## Written instruction
The linear regression lesson below gives reasons for learning linear regression. List all of them.

## Document passage

-- -- --

Linear Regression¶

Adapted from Chapter 3 of An Introduction to Statistical Learning

Part 1: Introduction¶

Classification problem: supervised learning problem with a categorical response
Regression problem: supervised learning problem with a continuous response
Linear regression: machine learning model that can be used for regression problems

Why are we learning linear regression?

widely used
runs fast
easy to use (no tuning is required)
highly interpretable
basis for many other methods

Lesson goals:

Conceptual understanding of linear regression and how it "works"
Familiarity with key terminology
Ability to apply linear regression to a machine learning problem using scikit-learn
Ability to interpret model coefficients
Familiarity with different approaches for feature selection
Understanding of three different evaluation metrics for regression
Understanding of linear regression's strengths and weaknesses

Libraries¶

Statsmodels: "statistics in Python"
- robust functionality for linear modeling
- useful for teaching purposes
- will not be used in the course outside of this lesson
scikit-learn: "machine learning in Python"
- significantly more functionality for general purpose machine learning

In [39]:

import pandas as pd
import numpy as np
from sklearn.linear_model import LinearRegression
from sklearn.cross_validation import cross_val_score
from sklearn import metrics
import statsmodels.formula.api as smf

# visualization
import seaborn as sns
import matplotlib.pyplot as plt
%matplotlib inline

Reading the advertising data¶

In [4]:

# read data into a DataFrame
data = pd.read_csv('http://www-bcf.usc.edu/~gareth/ISL/Advertising.csv', index_col=0)
data.head()

Out[4]:

	TV	Radio	Newspaper	Sales
1	230.1	37.8	69.2	22.1
2	44.5	39.3	45.1	10.4
3	17.2	45.9	69.3	9.3
4	151.5	41.3	58.5	18.5
5	180.8	10.8	58.4	12.9

What are the observations?

Each observation represents one market (200 markets in the dataset)

What are the features?

TV: advertising dollars spent on TV for a single product (in thousands of dollars)
Radio: advertising dollars spent on Radio
Newspaper: advertising dollars spent on Newspaper

What is the response?

Sales: sales of a single product in a given market (in thousands of widgets)

-- -- --

## Supplied entries
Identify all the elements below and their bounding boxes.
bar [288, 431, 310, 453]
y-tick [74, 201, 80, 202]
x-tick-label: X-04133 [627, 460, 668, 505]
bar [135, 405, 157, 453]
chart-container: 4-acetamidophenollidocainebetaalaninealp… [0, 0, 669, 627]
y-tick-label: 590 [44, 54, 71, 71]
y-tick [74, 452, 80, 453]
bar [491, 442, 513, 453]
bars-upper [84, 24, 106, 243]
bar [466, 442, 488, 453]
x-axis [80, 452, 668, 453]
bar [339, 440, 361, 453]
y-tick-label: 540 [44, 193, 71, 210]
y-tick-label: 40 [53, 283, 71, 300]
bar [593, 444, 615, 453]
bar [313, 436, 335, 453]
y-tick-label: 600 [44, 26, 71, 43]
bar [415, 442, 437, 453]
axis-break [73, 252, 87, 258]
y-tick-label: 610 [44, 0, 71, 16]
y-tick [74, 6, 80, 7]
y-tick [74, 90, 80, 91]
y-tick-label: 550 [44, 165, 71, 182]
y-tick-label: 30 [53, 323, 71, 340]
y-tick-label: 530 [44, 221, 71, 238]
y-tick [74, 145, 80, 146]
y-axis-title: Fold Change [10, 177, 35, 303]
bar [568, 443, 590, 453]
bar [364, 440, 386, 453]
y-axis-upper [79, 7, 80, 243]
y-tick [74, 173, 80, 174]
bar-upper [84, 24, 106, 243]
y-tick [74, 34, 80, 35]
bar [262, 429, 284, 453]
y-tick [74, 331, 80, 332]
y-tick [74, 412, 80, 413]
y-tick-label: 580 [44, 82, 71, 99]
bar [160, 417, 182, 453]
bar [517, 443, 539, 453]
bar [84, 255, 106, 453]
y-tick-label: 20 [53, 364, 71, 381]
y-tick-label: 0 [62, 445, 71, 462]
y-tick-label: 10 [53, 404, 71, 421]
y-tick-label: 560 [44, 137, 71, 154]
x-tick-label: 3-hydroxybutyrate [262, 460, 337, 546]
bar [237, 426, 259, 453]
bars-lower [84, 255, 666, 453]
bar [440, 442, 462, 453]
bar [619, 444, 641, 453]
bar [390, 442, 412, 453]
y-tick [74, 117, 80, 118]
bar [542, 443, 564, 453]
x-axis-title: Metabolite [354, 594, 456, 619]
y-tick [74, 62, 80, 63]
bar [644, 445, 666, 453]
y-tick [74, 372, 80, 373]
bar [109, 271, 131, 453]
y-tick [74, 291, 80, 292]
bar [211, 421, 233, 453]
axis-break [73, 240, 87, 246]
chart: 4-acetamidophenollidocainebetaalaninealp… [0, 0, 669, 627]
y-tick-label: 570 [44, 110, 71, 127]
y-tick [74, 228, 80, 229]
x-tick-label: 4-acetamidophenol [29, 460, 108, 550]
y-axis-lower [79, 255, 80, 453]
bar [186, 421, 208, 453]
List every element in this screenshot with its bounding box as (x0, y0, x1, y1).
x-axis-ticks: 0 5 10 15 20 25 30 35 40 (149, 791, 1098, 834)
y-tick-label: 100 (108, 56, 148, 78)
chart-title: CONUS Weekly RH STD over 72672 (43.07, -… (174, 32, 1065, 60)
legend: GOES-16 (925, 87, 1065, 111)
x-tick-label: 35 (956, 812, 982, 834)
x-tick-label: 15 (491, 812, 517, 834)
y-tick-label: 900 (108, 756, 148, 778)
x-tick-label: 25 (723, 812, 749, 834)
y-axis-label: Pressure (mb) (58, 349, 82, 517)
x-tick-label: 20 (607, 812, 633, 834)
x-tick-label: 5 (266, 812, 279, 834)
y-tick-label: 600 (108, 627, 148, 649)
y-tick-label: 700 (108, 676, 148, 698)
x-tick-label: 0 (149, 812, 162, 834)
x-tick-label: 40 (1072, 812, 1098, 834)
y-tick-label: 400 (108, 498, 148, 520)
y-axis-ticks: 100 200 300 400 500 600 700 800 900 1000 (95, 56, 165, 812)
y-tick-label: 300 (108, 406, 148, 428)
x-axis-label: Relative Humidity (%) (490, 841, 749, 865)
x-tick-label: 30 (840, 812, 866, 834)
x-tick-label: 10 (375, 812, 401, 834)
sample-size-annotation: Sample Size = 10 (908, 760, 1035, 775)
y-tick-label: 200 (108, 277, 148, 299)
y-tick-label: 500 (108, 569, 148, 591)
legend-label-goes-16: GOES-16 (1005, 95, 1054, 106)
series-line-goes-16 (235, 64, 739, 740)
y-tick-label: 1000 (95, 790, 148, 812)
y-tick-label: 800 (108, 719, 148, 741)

-- -- --

## Solved exercise
- widely used
- runs fast
- easy to use (no tuning is required)
- highly interpretable
- basis for many other methods